_Exercise material_:
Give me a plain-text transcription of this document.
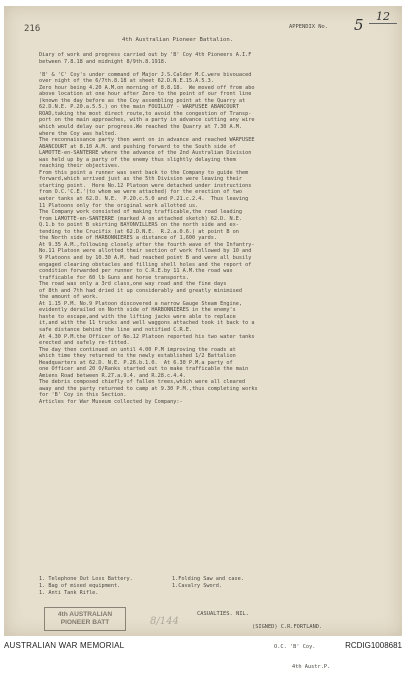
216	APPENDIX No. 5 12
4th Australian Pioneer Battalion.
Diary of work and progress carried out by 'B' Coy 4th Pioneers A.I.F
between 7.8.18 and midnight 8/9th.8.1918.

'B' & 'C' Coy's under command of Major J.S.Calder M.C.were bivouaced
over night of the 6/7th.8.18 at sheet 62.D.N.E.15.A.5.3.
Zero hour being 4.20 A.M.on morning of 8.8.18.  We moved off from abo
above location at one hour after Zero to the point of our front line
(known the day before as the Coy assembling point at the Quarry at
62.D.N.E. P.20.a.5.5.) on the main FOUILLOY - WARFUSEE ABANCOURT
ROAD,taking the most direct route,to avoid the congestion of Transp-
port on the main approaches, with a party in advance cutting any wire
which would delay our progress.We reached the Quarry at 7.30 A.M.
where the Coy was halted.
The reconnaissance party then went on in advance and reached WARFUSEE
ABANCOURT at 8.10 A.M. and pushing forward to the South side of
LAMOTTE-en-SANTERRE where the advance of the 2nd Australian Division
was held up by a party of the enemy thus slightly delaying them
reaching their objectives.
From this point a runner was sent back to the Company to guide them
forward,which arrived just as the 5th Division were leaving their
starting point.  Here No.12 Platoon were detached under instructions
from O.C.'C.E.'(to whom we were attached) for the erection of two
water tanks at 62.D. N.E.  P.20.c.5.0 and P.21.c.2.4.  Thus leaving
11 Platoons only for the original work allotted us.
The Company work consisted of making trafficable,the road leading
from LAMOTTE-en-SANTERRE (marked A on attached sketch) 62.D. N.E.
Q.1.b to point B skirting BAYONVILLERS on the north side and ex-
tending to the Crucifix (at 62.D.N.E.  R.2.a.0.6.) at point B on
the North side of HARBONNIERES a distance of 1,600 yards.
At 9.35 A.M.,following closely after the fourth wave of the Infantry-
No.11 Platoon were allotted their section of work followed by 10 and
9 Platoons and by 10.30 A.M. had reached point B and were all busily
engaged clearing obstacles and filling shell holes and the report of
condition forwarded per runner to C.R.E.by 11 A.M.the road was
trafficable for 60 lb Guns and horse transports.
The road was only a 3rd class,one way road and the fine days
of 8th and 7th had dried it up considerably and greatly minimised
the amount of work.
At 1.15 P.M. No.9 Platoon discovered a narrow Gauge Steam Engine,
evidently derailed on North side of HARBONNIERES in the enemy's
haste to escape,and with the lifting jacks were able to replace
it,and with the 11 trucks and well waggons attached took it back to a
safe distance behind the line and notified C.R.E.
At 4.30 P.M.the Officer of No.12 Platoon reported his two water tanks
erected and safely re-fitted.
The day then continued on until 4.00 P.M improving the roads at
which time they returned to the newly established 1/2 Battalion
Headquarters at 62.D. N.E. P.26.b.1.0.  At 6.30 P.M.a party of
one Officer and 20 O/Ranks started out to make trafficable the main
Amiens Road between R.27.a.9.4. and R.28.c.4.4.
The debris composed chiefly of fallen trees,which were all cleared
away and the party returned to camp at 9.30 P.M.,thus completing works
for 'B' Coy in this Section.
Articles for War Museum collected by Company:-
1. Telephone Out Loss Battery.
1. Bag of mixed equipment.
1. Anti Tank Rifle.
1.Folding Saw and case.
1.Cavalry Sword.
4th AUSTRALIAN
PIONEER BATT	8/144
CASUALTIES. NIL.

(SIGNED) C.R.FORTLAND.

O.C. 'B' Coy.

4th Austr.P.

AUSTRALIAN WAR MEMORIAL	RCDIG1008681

...

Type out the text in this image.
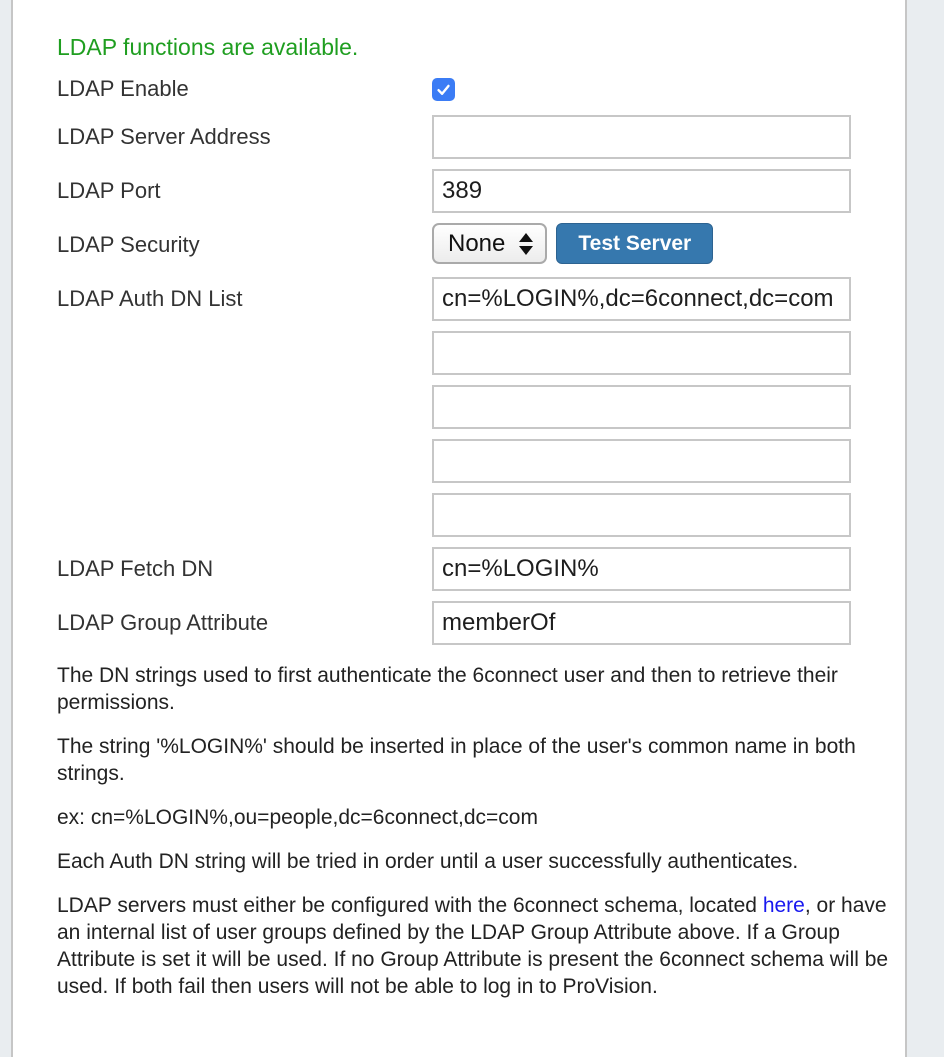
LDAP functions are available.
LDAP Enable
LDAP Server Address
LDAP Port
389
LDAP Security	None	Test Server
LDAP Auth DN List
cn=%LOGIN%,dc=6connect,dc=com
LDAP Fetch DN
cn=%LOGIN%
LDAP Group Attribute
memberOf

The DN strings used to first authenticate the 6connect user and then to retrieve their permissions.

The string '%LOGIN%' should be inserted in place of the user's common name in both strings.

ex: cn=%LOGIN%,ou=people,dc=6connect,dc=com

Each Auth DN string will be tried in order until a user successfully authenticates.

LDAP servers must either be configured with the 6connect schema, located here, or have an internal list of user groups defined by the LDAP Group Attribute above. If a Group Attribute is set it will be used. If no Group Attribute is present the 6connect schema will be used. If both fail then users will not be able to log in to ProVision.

_Task statement_:
Tell how many lines of the material above hold "SANTERRE", answering with a bare number.

_Answer to the problem_:
2